== Data entries

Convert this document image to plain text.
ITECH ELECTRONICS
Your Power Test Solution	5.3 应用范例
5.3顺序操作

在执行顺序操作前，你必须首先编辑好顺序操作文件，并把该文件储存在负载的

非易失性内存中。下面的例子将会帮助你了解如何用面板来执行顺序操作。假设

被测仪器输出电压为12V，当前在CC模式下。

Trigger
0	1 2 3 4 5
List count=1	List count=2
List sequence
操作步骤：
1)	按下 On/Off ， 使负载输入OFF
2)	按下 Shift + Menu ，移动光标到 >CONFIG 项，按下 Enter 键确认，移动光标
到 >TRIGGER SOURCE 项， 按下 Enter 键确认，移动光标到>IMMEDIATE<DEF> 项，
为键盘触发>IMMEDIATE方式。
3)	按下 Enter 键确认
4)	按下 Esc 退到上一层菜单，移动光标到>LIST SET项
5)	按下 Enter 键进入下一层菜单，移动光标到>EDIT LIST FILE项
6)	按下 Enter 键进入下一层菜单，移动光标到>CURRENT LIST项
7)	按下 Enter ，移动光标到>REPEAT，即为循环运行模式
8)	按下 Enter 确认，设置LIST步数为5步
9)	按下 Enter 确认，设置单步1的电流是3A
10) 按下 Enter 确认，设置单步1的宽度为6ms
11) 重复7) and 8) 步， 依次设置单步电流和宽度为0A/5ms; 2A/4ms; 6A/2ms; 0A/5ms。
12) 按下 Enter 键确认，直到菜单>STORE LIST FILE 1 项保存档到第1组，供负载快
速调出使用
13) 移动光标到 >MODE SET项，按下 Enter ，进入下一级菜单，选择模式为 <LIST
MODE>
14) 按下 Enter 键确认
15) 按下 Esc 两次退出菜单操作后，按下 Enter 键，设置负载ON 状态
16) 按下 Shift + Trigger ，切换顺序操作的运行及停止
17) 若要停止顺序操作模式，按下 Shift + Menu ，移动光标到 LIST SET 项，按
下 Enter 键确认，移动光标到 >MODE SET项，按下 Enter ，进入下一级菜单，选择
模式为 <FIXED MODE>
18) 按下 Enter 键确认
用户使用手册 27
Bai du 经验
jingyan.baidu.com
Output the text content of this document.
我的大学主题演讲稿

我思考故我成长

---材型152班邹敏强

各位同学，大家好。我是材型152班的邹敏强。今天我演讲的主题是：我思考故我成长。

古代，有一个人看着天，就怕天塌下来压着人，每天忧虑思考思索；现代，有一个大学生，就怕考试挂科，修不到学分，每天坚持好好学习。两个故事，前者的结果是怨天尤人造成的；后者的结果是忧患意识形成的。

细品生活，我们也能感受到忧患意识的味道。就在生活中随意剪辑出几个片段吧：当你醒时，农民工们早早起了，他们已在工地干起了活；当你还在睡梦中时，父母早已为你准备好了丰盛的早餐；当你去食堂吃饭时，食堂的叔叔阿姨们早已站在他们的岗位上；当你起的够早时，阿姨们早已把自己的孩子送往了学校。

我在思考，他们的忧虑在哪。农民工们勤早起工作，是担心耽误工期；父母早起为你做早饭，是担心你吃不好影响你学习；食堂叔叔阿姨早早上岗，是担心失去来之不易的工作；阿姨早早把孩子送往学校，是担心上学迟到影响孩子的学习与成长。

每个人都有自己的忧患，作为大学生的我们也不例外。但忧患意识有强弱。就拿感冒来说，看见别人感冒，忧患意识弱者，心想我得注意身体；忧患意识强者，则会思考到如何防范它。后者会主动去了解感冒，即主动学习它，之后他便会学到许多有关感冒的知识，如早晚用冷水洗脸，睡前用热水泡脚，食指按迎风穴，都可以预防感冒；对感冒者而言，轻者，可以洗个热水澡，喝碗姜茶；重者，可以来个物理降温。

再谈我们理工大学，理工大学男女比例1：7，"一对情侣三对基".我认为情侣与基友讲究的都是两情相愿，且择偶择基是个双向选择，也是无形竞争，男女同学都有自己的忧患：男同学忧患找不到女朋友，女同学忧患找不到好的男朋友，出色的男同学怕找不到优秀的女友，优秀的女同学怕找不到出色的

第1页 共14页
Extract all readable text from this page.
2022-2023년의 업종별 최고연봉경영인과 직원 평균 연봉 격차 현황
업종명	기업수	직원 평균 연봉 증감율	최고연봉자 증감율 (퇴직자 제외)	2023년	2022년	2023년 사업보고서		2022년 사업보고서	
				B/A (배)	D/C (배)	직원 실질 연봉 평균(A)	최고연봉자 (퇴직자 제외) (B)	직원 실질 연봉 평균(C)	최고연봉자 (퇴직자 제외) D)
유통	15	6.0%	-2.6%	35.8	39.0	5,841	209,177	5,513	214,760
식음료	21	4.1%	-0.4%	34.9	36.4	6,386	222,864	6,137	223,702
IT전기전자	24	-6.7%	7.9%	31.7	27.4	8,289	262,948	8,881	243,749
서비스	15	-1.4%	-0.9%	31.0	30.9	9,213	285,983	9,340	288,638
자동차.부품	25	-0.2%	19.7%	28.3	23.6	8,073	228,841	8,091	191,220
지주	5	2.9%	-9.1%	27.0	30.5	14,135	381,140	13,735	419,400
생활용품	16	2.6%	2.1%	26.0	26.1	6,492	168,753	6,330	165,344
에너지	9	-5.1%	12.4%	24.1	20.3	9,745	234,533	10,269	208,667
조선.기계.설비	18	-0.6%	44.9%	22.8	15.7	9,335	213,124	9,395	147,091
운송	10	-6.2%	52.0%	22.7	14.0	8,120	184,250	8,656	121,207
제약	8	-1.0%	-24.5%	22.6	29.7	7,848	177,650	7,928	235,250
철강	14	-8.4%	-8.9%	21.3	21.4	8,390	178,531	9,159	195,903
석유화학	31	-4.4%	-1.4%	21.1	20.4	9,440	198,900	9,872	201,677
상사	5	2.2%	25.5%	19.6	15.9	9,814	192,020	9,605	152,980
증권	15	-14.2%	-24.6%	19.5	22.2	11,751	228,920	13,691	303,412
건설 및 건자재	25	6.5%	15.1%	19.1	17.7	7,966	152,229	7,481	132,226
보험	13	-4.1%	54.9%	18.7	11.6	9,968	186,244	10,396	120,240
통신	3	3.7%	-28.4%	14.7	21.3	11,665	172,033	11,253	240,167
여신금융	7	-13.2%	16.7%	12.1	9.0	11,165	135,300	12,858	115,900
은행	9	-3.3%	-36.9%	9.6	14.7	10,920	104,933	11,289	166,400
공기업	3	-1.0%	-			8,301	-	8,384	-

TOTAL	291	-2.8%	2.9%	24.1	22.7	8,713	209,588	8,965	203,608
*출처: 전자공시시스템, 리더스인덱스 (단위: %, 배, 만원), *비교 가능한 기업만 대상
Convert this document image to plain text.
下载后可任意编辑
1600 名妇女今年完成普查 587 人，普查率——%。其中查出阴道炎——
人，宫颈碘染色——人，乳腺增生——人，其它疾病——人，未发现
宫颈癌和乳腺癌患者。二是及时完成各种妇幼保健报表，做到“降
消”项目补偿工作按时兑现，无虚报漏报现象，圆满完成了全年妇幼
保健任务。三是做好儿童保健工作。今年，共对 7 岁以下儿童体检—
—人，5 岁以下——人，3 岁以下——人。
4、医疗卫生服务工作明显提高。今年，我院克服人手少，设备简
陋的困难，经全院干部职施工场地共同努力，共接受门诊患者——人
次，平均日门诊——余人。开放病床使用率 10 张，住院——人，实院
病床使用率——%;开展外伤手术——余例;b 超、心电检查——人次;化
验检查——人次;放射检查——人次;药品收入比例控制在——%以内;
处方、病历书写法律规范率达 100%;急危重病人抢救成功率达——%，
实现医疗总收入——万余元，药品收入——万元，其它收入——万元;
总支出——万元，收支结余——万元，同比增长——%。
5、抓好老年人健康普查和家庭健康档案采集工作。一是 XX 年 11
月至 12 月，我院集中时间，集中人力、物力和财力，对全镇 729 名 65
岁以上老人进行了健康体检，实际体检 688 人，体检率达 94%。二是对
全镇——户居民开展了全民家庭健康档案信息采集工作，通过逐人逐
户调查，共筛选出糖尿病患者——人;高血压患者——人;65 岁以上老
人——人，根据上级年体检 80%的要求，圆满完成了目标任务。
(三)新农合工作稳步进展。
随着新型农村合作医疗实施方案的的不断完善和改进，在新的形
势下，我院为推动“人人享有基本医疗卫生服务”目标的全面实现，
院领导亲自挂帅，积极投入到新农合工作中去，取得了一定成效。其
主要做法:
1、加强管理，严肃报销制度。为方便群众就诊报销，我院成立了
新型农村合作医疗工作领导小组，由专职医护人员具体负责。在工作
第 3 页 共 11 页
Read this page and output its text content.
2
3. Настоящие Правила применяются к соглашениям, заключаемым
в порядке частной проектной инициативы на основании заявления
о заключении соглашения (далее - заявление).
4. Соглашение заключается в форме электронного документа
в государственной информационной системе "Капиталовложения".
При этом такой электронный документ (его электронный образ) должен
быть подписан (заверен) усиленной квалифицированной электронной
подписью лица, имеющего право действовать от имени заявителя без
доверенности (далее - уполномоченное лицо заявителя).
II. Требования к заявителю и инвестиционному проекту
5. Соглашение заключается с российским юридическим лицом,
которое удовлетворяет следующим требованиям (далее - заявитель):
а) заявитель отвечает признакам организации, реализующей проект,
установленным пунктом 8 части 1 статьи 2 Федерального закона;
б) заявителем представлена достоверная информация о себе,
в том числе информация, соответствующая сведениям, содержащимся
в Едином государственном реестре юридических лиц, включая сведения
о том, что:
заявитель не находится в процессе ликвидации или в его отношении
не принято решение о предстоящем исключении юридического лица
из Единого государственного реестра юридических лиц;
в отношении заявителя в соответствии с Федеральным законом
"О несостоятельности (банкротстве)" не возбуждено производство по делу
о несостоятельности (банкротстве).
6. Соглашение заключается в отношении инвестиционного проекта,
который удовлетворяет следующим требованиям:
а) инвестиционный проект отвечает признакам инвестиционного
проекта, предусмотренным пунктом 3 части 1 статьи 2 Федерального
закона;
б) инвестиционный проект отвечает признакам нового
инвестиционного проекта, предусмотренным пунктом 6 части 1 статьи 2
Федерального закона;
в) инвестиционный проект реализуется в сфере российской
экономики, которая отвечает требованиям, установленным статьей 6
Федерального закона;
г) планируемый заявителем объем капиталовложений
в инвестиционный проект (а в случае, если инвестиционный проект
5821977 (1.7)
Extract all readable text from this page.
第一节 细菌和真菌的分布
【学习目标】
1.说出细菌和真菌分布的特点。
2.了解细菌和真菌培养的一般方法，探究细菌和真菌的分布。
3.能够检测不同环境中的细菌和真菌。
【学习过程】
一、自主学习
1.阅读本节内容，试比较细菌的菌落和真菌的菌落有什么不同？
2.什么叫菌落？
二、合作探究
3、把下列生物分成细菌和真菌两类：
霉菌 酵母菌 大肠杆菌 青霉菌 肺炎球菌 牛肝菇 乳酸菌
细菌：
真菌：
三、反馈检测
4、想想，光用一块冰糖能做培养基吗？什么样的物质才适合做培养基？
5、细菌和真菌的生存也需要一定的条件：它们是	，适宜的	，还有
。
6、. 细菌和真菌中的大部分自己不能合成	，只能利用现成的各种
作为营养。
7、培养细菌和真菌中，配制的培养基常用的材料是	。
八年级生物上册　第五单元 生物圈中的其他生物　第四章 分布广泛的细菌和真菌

====

Short problem:
Copy every line in the entries above that has the string "инвестиционного" in it.

Reply:
6. Соглашение заключается в отношении инвестиционного проекта,
а) инвестиционный проект отвечает признакам инвестиционного
инвестиционного проекта, предусмотренным пунктом 6 части 1 статьи 2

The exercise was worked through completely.